▶ **QUOTED TEXT**:
Rosicrucian Writings Online


The Symphony of Life

YOU CAN ATTUNE YOURSELF TO THE COSMIC
RHYTHM AND BE HAPPY
 
By The Imperator
[H. Spencer Lewis]
 
(Written in the Italian Alps, at Cortina)
 
[From The Rosicrucian Digest November 1931]
 
 
BUT two days ago, in the colorful enclosure of St. Marks Square, surrounded by the canals of Venice, I spent two delightful hours listening to the municipal band and orchestra, playing classical and operatic selections, while thousands of humans from all parts of the world sat or stood in silence, illuminated by a glorious moon picturesquely moving across a typically Eastern cloud-dotted sky.
 
As the sixty-four highly trained and selected Italian musicians played American, German, French, Italian and other national compositions, with equal enthusiasm and unbiased rendition of the composers' emotions, I detected again the very definite rhythmic beat of the universal cycle of life's pulsations. In time with the um-um of the base violas, the boo-boo of the base horns, and the tum-tum of the big metal drums, I could hear the lap-lap of the water against the sides of the hundreds of gondolas rocking idly at the steps of the Piazza of the Square. As though unconsciously attuning with these metronomic beats, the gondoliers, in listless pose on the rear of their decorated boats, nodded their heads or tapped their toes on the decks.
 
Around me were men and women of all walks of life, of all nations, and of all ages and degrees of culture, from the wealthy American tourist, ever seeking new thrills and ever bored by anything once heard or seen elsewhere, to the little Italian bootblack, sitting on his box, with his head sticking out between the limbs of those standing around him.
 
All seemed to be lost in the sound-castles and picture-world created by the music, as though held in mental and spiritual suspension between this world of things and a higher one of hopes. None seemed to be conscious of those near by. The poor man who had stopped awhile in his night-time delivery service and had lifted the big basket of tomatoes from his head, now sat on the edge of it, his rough and wrinkled hands folded across his torn and dirty sweater, while his spiritualized eyes were lifted heavenward in concentration. His uncombed hair flopped from side to side as his head unconsciously rocked in response to that same fundamental beat of time--the rhythm of music.

▶ **SET EXERCISE**: Render the following sentence from the essay on the symphony of life into French: "All seemed to be lost in the sound-castles and picture-world created by the music, as though held in mental and spiritual suspension between this world of things and a higher one of hopes."

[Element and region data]
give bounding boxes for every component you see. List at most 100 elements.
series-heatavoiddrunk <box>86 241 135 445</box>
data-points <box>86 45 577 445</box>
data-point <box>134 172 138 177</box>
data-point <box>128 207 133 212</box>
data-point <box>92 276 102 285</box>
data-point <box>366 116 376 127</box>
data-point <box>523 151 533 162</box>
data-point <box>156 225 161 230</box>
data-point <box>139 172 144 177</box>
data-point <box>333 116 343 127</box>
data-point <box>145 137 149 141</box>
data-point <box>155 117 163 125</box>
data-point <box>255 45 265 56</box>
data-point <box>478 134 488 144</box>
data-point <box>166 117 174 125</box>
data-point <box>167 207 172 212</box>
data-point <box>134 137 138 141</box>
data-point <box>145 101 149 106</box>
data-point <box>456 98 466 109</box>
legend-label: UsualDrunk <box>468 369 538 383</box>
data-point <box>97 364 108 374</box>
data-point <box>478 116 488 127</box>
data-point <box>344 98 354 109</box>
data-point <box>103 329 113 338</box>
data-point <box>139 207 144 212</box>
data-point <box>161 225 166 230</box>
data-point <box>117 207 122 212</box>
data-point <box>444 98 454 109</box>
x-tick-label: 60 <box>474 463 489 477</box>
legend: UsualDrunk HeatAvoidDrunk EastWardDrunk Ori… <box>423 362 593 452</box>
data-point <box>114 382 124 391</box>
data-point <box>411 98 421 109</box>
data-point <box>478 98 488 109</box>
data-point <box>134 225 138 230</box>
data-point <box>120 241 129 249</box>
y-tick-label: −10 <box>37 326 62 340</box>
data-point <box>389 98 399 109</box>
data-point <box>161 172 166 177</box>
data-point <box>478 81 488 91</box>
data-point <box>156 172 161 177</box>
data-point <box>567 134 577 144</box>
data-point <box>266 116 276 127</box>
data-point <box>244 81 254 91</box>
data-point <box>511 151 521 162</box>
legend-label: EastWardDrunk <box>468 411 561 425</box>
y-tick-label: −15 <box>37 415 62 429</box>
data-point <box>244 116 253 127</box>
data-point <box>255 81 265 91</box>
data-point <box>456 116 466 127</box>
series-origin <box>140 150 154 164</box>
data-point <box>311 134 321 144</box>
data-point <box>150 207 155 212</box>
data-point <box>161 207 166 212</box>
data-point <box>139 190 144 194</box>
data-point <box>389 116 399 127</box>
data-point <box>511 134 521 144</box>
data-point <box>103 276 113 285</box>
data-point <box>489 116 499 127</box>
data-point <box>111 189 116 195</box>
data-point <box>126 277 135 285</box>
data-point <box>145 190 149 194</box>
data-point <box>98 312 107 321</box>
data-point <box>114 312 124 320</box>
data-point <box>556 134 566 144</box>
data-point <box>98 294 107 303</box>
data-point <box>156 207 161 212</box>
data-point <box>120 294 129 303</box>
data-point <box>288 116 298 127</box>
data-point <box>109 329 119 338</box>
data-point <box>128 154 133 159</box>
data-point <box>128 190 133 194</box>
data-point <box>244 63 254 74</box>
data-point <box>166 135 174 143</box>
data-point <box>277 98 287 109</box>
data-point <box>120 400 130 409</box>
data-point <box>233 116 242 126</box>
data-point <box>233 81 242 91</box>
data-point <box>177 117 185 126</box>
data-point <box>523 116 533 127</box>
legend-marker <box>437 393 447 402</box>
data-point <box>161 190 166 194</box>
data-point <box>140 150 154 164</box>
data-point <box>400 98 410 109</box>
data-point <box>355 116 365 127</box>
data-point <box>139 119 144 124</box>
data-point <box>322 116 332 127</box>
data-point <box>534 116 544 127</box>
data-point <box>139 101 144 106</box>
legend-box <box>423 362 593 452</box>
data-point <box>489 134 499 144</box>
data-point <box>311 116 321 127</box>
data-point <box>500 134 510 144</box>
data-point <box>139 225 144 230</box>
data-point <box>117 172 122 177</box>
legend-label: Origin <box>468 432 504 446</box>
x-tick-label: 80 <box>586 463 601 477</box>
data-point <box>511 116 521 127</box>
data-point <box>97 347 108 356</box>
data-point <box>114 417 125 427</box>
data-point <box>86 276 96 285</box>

▶ **CORRECT RESULT**: Tous semblaient perdus dans les châteaux sonores et le monde d'images créés par la musique, comme s'ils étaient tenus en suspension mentale et spirituelle entre ce monde des choses et un monde plus élevé, celui des espérances.